[Saved data entries]
** Start **

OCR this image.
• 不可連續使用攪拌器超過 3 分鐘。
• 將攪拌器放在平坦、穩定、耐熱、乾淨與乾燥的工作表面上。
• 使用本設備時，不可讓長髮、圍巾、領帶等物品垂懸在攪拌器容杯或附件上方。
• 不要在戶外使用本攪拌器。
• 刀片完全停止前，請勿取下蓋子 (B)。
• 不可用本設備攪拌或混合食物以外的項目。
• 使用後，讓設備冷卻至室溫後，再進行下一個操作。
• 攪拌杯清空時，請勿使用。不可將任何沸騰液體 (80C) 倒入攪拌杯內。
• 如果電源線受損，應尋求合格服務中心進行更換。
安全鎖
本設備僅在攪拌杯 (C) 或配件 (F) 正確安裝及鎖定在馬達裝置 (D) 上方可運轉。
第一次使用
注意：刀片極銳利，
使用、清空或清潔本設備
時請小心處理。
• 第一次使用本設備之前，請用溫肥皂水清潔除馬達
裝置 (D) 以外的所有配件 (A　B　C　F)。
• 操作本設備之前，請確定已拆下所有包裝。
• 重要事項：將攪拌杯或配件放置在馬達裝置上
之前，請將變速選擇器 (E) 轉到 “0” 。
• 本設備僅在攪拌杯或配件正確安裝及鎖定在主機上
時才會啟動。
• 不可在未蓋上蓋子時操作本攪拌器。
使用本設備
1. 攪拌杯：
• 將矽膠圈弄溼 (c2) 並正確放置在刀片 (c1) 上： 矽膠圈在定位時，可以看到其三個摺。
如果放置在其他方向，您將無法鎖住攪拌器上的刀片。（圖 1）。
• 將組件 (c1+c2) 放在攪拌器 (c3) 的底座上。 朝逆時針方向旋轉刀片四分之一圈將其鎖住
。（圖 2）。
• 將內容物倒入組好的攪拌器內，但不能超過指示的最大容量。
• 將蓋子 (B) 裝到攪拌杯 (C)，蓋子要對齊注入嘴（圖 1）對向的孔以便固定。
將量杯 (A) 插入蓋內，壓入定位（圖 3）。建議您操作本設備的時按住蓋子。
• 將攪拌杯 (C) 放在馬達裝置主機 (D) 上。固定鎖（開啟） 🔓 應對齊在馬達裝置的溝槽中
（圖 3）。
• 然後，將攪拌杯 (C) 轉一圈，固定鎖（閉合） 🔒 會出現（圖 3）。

** End **

Exercise requirements:
Write the data from above out again, exactly.

Solved exercise:
OCR this image.
• 不可連續使用攪拌器超過 3 分鐘。
• 將攪拌器放在平坦、穩定、耐熱、乾淨與乾燥的工作表面上。
• 使用本設備時，不可讓長髮、圍巾、領帶等物品垂懸在攪拌器容杯或附件上方。
• 不要在戶外使用本攪拌器。
• 刀片完全停止前，請勿取下蓋子 (B)。
• 不可用本設備攪拌或混合食物以外的項目。
• 使用後，讓設備冷卻至室溫後，再進行下一個操作。
• 攪拌杯清空時，請勿使用。不可將任何沸騰液體 (80C) 倒入攪拌杯內。
• 如果電源線受損，應尋求合格服務中心進行更換。
安全鎖
本設備僅在攪拌杯 (C) 或配件 (F) 正確安裝及鎖定在馬達裝置 (D) 上方可運轉。
第一次使用
注意：刀片極銳利，
使用、清空或清潔本設備
時請小心處理。
• 第一次使用本設備之前，請用溫肥皂水清潔除馬達
裝置 (D) 以外的所有配件 (A　B　C　F)。
• 操作本設備之前，請確定已拆下所有包裝。
• 重要事項：將攪拌杯或配件放置在馬達裝置上
之前，請將變速選擇器 (E) 轉到 “0” 。
• 本設備僅在攪拌杯或配件正確安裝及鎖定在主機上
時才會啟動。
• 不可在未蓋上蓋子時操作本攪拌器。
使用本設備
1. 攪拌杯：
• 將矽膠圈弄溼 (c2) 並正確放置在刀片 (c1) 上： 矽膠圈在定位時，可以看到其三個摺。
如果放置在其他方向，您將無法鎖住攪拌器上的刀片。（圖 1）。
• 將組件 (c1+c2) 放在攪拌器 (c3) 的底座上。 朝逆時針方向旋轉刀片四分之一圈將其鎖住
。（圖 2）。
• 將內容物倒入組好的攪拌器內，但不能超過指示的最大容量。
• 將蓋子 (B) 裝到攪拌杯 (C)，蓋子要對齊注入嘴（圖 1）對向的孔以便固定。
將量杯 (A) 插入蓋內，壓入定位（圖 3）。建議您操作本設備的時按住蓋子。
• 將攪拌杯 (C) 放在馬達裝置主機 (D) 上。固定鎖（開啟） 🔓 應對齊在馬達裝置的溝槽中
（圖 3）。
• 然後，將攪拌杯 (C) 轉一圈，固定鎖（閉合） 🔒 會出現（圖 3）。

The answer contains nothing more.